** start of Records shown **

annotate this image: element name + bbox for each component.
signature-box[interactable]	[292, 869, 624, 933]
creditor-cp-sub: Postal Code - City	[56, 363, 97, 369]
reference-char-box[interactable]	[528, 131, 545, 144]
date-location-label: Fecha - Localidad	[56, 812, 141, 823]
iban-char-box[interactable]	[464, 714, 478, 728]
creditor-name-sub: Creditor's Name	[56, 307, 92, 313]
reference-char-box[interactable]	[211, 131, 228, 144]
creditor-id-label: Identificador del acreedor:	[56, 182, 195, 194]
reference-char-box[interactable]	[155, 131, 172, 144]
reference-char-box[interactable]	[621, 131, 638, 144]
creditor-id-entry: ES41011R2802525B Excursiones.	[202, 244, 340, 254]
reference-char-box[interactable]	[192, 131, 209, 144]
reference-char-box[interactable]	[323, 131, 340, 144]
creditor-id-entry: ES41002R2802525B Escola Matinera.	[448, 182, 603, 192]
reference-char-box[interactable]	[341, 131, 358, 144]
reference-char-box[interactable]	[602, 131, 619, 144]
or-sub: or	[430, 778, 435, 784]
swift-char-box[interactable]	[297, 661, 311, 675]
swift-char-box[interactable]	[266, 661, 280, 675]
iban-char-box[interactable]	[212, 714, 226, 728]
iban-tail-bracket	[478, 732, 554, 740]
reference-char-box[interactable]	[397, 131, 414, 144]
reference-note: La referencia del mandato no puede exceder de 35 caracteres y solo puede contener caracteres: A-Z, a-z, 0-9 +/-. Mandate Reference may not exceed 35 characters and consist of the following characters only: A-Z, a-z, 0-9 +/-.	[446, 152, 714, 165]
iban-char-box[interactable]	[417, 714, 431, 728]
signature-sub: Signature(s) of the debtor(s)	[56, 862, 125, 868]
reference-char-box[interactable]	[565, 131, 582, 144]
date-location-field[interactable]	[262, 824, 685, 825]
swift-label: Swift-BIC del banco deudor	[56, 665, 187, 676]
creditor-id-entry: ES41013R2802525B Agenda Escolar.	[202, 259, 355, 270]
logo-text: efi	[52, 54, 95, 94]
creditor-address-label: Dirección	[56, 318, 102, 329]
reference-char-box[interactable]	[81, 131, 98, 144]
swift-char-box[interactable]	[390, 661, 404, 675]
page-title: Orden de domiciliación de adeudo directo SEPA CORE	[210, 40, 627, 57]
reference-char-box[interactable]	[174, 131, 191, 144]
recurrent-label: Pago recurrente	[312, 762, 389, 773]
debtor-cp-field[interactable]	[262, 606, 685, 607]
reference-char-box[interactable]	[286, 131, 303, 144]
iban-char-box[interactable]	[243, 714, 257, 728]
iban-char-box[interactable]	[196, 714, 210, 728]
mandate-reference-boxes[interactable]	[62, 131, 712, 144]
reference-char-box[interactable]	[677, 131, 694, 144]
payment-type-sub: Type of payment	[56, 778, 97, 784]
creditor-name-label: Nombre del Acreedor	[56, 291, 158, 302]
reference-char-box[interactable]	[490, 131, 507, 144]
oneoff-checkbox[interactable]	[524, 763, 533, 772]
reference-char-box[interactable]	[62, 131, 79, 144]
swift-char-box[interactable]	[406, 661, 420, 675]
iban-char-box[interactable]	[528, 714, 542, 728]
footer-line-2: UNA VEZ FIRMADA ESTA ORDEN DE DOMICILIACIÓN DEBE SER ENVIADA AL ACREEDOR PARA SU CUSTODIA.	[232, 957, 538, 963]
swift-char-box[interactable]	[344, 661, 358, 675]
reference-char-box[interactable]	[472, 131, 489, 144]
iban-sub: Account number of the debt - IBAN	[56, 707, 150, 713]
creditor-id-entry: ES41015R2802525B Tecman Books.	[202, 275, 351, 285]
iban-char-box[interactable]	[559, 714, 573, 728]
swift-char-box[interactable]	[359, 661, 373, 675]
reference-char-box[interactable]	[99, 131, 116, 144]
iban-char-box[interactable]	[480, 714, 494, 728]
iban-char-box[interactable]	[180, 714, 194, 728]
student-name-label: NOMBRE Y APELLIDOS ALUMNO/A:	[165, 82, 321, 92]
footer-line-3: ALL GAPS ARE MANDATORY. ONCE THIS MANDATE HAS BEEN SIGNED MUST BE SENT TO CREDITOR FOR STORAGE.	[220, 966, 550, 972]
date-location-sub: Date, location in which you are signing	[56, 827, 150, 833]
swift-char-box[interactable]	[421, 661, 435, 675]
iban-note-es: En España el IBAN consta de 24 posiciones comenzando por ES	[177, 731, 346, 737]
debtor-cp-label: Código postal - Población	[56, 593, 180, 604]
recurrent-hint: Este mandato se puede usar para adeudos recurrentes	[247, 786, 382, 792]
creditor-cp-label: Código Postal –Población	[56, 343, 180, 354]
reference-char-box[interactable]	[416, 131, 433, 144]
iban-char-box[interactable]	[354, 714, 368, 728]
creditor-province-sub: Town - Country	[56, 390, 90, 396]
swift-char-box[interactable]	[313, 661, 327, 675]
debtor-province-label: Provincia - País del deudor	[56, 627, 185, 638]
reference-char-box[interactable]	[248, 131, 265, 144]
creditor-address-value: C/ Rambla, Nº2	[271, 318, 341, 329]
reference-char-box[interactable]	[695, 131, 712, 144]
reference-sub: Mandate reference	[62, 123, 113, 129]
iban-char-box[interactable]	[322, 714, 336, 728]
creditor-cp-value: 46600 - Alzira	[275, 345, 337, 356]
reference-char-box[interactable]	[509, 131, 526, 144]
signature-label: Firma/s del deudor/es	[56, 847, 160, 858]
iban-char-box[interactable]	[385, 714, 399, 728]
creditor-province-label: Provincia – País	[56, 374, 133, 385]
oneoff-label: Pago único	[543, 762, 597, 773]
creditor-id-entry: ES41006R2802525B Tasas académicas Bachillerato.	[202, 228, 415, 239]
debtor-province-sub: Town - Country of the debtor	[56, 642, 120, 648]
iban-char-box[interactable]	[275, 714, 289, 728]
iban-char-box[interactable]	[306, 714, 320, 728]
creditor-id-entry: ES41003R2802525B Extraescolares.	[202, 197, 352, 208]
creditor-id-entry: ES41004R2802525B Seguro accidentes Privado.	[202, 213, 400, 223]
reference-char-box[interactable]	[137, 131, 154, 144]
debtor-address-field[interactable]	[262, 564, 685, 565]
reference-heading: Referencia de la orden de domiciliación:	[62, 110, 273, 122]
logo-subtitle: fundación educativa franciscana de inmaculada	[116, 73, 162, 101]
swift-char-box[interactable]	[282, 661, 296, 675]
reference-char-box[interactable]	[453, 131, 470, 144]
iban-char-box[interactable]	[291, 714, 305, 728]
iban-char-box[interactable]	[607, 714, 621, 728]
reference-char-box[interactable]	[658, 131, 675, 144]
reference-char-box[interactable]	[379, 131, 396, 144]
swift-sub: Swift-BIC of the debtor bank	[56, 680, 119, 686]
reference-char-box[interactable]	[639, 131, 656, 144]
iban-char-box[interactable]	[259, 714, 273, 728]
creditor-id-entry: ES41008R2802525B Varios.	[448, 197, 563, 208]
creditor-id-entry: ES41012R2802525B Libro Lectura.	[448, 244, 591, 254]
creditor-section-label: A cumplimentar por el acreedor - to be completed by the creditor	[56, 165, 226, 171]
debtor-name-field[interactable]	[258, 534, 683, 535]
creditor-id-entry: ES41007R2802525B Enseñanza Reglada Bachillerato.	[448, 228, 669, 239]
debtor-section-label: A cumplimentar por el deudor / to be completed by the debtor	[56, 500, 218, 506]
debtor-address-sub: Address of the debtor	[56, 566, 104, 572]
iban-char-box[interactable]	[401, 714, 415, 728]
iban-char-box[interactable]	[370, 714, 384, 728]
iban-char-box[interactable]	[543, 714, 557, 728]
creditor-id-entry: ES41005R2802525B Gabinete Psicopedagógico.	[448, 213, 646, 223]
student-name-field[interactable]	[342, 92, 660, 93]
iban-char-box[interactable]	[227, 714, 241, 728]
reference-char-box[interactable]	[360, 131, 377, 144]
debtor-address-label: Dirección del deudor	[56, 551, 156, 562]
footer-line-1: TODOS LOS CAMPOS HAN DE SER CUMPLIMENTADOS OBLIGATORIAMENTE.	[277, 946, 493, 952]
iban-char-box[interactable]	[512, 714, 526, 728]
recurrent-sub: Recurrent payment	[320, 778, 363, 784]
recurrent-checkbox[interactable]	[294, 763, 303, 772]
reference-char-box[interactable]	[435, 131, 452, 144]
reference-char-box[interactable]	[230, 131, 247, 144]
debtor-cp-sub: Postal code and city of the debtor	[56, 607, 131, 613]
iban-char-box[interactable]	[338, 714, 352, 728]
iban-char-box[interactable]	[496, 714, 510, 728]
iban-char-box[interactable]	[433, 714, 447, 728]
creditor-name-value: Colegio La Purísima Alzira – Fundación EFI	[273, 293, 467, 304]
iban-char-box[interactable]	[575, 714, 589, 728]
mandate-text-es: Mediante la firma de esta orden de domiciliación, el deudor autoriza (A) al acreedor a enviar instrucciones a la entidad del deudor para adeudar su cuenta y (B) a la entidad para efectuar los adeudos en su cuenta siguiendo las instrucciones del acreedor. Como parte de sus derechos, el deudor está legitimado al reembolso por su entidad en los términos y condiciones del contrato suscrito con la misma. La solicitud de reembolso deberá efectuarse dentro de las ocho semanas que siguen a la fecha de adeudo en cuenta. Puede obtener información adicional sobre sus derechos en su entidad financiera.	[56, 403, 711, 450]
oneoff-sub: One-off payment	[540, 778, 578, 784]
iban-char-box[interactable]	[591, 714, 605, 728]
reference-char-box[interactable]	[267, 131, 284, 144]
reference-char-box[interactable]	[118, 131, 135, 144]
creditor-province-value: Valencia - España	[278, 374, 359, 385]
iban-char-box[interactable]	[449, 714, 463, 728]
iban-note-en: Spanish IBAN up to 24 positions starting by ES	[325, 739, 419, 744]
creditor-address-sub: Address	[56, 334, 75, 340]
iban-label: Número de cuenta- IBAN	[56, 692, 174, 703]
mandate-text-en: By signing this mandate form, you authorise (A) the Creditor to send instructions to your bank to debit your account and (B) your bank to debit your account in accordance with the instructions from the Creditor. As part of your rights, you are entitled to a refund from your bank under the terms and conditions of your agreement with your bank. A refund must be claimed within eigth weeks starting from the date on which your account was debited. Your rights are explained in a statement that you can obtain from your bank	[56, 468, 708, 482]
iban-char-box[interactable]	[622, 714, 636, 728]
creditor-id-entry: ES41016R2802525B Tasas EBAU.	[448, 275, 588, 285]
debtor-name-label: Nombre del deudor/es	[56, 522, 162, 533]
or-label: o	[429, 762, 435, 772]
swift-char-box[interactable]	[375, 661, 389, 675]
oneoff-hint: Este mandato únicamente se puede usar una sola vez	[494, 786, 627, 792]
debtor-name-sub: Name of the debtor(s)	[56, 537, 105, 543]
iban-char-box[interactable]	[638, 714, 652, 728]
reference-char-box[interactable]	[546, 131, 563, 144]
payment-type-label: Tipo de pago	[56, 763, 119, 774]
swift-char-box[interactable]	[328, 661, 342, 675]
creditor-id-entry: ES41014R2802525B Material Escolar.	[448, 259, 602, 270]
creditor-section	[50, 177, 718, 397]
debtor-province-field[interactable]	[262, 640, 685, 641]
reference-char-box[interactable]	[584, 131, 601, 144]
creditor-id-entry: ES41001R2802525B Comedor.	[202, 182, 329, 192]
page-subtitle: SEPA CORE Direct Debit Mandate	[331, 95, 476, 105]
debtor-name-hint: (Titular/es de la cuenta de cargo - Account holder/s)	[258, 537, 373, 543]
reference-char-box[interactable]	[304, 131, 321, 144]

** end of Records shown **

**Brief:** Retype the listing from its first line through the line that contains "661, 311, 675]", including both of those lines, with every character kept the same.

**Output for this task:**
annotate this image: element name + bbox for each component.
signature-box[interactable]	[292, 869, 624, 933]
creditor-cp-sub: Postal Code - City	[56, 363, 97, 369]
reference-char-box[interactable]	[528, 131, 545, 144]
date-location-label: Fecha - Localidad	[56, 812, 141, 823]
iban-char-box[interactable]	[464, 714, 478, 728]
creditor-name-sub: Creditor's Name	[56, 307, 92, 313]
reference-char-box[interactable]	[211, 131, 228, 144]
creditor-id-label: Identificador del acreedor:	[56, 182, 195, 194]
reference-char-box[interactable]	[155, 131, 172, 144]
reference-char-box[interactable]	[621, 131, 638, 144]
creditor-id-entry: ES41011R2802525B Excursiones.	[202, 244, 340, 254]
reference-char-box[interactable]	[192, 131, 209, 144]
reference-char-box[interactable]	[323, 131, 340, 144]
creditor-id-entry: ES41002R2802525B Escola Matinera.	[448, 182, 603, 192]
reference-char-box[interactable]	[341, 131, 358, 144]
reference-char-box[interactable]	[602, 131, 619, 144]
or-sub: or	[430, 778, 435, 784]
swift-char-box[interactable]	[297, 661, 311, 675]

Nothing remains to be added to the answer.